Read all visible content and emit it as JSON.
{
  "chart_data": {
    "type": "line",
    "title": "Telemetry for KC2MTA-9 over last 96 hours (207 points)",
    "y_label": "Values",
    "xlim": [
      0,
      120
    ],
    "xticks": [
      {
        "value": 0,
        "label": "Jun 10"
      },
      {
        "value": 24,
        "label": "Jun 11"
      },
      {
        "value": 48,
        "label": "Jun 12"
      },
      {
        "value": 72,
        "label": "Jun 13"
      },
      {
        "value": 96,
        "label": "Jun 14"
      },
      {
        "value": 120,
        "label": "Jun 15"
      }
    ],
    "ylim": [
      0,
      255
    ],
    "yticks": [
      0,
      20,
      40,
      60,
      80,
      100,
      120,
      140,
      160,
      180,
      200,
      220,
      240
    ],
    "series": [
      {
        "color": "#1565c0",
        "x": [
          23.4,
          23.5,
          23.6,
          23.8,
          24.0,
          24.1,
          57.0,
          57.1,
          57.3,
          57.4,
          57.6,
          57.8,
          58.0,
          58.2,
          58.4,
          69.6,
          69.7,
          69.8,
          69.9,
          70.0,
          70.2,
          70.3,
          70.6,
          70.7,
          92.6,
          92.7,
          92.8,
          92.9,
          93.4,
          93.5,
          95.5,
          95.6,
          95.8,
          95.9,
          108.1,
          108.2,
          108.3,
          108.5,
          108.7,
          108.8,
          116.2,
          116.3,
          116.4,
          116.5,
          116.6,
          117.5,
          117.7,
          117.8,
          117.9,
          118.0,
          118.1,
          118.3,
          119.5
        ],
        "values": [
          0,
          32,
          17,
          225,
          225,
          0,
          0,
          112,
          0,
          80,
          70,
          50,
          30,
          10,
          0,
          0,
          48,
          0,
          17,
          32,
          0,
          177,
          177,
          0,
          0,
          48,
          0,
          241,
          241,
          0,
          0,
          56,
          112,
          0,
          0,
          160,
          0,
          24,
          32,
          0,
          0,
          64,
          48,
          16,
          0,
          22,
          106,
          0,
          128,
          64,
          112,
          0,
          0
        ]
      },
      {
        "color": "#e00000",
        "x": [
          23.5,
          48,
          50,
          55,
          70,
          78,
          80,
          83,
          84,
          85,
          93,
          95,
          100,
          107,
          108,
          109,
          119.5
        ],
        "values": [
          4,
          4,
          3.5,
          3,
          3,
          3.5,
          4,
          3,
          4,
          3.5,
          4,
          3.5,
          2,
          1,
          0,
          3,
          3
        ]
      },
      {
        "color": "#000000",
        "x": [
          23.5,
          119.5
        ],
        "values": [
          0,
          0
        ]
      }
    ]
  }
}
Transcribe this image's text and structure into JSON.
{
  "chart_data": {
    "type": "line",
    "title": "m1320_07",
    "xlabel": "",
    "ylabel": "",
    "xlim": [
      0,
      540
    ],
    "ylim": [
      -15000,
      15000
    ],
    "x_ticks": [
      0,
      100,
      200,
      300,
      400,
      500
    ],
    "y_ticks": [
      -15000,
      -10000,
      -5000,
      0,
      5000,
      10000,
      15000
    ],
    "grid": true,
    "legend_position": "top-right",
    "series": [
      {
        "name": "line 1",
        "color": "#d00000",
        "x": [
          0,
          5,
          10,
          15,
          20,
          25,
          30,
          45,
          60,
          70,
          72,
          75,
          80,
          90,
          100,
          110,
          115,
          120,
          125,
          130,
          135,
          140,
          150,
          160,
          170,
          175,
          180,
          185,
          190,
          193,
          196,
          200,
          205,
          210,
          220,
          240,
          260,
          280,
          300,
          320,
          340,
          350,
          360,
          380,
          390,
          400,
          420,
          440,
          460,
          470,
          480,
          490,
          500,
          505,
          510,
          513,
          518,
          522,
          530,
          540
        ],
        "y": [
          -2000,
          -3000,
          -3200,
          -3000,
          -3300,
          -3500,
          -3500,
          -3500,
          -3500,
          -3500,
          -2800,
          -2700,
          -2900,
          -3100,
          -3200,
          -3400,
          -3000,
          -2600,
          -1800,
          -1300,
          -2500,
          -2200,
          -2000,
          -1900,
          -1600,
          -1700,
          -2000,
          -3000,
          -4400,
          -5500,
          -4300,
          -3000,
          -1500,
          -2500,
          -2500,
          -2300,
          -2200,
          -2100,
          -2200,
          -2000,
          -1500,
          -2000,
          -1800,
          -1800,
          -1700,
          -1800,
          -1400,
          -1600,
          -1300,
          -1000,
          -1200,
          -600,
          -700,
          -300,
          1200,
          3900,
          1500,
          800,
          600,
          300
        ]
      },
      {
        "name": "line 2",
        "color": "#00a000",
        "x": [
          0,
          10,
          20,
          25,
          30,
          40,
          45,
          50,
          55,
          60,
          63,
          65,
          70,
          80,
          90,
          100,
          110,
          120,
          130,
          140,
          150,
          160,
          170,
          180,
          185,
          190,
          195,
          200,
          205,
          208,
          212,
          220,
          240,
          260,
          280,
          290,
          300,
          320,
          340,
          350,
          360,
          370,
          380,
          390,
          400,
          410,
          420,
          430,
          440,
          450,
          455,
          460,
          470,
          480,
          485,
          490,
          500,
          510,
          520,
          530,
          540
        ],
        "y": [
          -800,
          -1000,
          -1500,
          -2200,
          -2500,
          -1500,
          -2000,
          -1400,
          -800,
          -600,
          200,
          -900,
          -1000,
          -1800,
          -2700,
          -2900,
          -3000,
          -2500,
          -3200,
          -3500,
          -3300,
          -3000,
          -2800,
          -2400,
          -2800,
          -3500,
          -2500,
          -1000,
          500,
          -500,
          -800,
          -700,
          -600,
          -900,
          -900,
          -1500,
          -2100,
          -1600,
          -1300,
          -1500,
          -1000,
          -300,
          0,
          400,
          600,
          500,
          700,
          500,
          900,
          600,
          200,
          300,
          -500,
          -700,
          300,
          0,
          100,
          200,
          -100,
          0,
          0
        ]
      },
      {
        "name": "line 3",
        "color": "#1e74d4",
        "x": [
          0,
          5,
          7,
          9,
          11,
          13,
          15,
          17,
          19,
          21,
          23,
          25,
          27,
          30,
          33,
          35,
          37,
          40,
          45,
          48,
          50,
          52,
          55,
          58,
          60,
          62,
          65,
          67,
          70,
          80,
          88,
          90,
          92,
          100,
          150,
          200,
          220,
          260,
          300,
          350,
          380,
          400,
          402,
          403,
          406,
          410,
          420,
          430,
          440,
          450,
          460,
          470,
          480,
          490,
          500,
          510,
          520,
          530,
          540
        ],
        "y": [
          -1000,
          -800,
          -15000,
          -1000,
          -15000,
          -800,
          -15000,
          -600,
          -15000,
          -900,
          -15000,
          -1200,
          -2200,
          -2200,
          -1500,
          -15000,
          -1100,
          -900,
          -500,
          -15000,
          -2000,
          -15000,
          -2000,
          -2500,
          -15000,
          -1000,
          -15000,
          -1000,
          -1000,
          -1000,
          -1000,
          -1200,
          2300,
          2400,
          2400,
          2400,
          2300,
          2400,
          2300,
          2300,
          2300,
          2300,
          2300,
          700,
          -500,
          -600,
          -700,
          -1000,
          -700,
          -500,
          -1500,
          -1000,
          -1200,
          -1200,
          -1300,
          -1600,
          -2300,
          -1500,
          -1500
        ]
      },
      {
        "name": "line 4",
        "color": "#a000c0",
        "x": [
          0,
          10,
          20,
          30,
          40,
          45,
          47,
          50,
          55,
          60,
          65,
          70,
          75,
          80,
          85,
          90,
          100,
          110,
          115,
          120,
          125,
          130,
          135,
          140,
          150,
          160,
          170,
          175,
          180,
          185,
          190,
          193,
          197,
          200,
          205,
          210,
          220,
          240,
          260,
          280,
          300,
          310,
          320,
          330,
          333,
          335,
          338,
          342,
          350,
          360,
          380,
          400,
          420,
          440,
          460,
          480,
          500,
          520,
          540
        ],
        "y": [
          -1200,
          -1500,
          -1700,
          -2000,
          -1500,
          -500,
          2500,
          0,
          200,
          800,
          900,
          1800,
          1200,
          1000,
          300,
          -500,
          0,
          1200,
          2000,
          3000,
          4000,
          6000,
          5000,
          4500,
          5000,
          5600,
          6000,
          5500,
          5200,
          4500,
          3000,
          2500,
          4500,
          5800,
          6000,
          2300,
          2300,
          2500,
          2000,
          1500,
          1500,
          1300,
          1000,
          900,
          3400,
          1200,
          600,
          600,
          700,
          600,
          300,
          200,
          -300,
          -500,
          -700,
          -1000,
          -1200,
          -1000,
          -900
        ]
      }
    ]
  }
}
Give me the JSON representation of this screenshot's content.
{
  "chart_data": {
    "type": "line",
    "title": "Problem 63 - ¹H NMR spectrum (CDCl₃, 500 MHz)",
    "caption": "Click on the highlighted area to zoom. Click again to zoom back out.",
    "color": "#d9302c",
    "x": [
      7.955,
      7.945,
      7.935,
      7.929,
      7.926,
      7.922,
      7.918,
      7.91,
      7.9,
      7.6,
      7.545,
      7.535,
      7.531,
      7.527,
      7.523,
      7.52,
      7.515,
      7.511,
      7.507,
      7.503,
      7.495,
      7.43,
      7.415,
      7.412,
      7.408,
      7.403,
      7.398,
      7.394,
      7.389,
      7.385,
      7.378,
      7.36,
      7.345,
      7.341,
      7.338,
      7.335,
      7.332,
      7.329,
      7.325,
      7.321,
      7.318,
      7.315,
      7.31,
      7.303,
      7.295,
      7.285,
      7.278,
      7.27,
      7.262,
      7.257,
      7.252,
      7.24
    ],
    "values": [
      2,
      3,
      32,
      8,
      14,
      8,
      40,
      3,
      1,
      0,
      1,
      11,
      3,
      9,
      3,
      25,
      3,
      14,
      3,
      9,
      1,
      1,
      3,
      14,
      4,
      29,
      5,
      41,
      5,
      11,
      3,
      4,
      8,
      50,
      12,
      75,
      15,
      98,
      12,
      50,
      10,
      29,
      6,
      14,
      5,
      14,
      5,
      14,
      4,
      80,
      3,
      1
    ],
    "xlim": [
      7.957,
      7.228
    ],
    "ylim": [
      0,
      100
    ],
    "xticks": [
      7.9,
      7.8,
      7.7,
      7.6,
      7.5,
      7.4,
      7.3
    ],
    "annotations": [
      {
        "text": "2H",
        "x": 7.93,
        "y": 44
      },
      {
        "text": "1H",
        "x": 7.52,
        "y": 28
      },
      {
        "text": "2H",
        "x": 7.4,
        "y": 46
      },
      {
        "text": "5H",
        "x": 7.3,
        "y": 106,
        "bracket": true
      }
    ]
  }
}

★ ★ ★ ★ ★

All lines above containing the string "name" are to be collected.

Full response:
        "name": "line 1",
        "name": "line 2",
        "name": "line 3",
        "name": "line 4",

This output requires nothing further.